--- Start SUPPLIED RECORDS ---
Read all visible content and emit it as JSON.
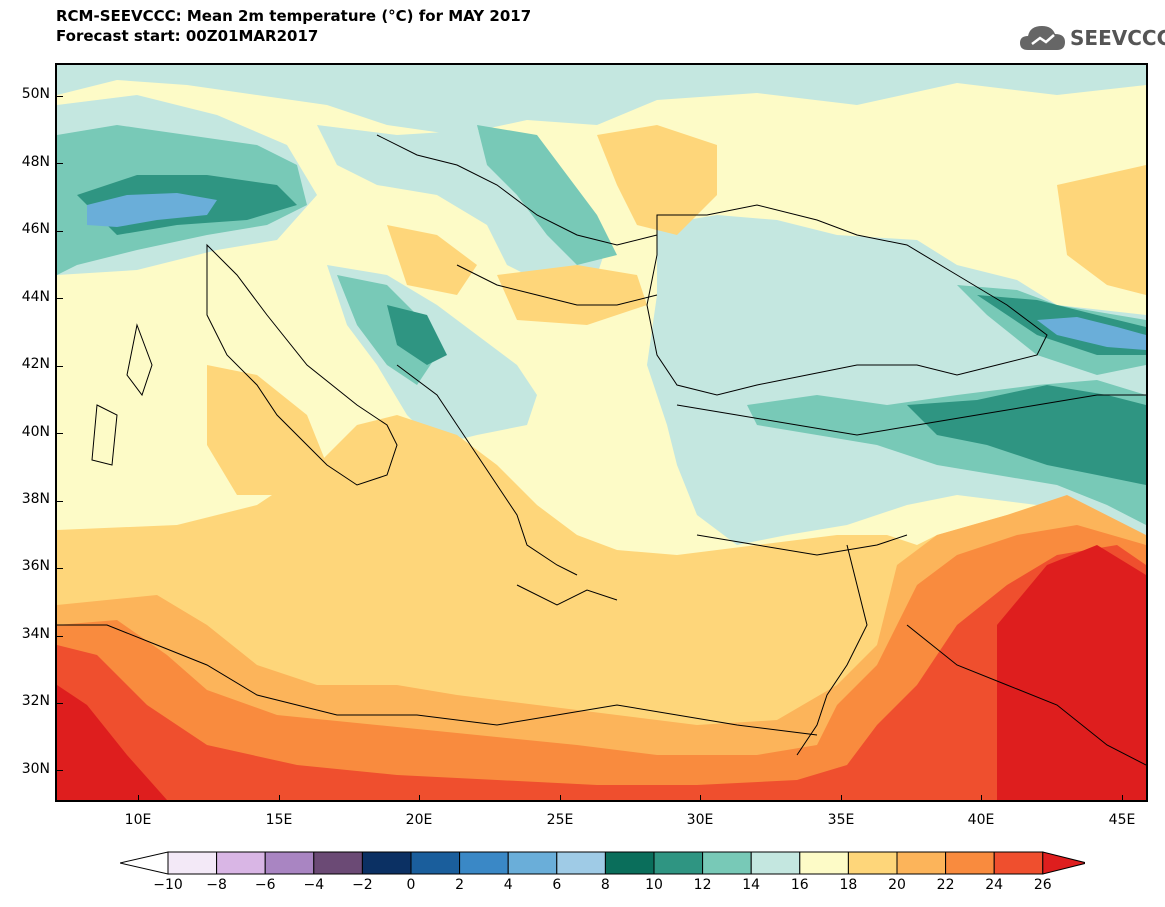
{
  "title": {
    "line1": "RCM-SEEVCCC: Mean 2m temperature (°C) for MAY 2017",
    "line2": "Forecast start: 00Z01MAR2017"
  },
  "logo": {
    "icon": "cloud-icon",
    "text": "SEEVCCC"
  },
  "map": {
    "lat_labels": [
      "50N",
      "48N",
      "46N",
      "44N",
      "42N",
      "40N",
      "38N",
      "36N",
      "34N",
      "32N",
      "30N"
    ],
    "lon_labels": [
      "10E",
      "15E",
      "20E",
      "25E",
      "30E",
      "35E",
      "40E",
      "45E"
    ]
  },
  "colorbar": {
    "labels": [
      "−10",
      "−8",
      "−6",
      "−4",
      "−2",
      "0",
      "2",
      "4",
      "6",
      "8",
      "10",
      "12",
      "14",
      "16",
      "18",
      "20",
      "22",
      "24",
      "26"
    ],
    "colors": [
      "#f3e9f7",
      "#d9b6e5",
      "#a985c2",
      "#6b4a75",
      "#0b3063",
      "#1a5e9c",
      "#3a88c6",
      "#6aaed9",
      "#9fcbe6",
      "#0a6e5b",
      "#2f9582",
      "#78c9b7",
      "#c4e7e0",
      "#fdfbc7",
      "#fed67a",
      "#fcb45a",
      "#f98b3e",
      "#ef4f2e",
      "#de1e1e"
    ]
  }
}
--- End SUPPLIED RECORDS ---
◆ **WHAT IS ASKED**
Set every line down exactly as written, leaving each picture out.

◆ **WRITTEN ANSWER**
Read all visible content and emit it as JSON.
{
  "title": {
    "line1": "RCM-SEEVCCC: Mean 2m temperature (°C) for MAY 2017",
    "line2": "Forecast start: 00Z01MAR2017"
  },
  "logo": {
    "icon": "cloud-icon",
    "text": "SEEVCCC"
  },
  "map": {
    "lat_labels": [
      "50N",
      "48N",
      "46N",
      "44N",
      "42N",
      "40N",
      "38N",
      "36N",
      "34N",
      "32N",
      "30N"
    ],
    "lon_labels": [
      "10E",
      "15E",
      "20E",
      "25E",
      "30E",
      "35E",
      "40E",
      "45E"
    ]
  },
  "colorbar": {
    "labels": [
      "−10",
      "−8",
      "−6",
      "−4",
      "−2",
      "0",
      "2",
      "4",
      "6",
      "8",
      "10",
      "12",
      "14",
      "16",
      "18",
      "20",
      "22",
      "24",
      "26"
    ],
    "colors": [
      "#f3e9f7",
      "#d9b6e5",
      "#a985c2",
      "#6b4a75",
      "#0b3063",
      "#1a5e9c",
      "#3a88c6",
      "#6aaed9",
      "#9fcbe6",
      "#0a6e5b",
      "#2f9582",
      "#78c9b7",
      "#c4e7e0",
      "#fdfbc7",
      "#fed67a",
      "#fcb45a",
      "#f98b3e",
      "#ef4f2e",
      "#de1e1e"
    ]
  }
}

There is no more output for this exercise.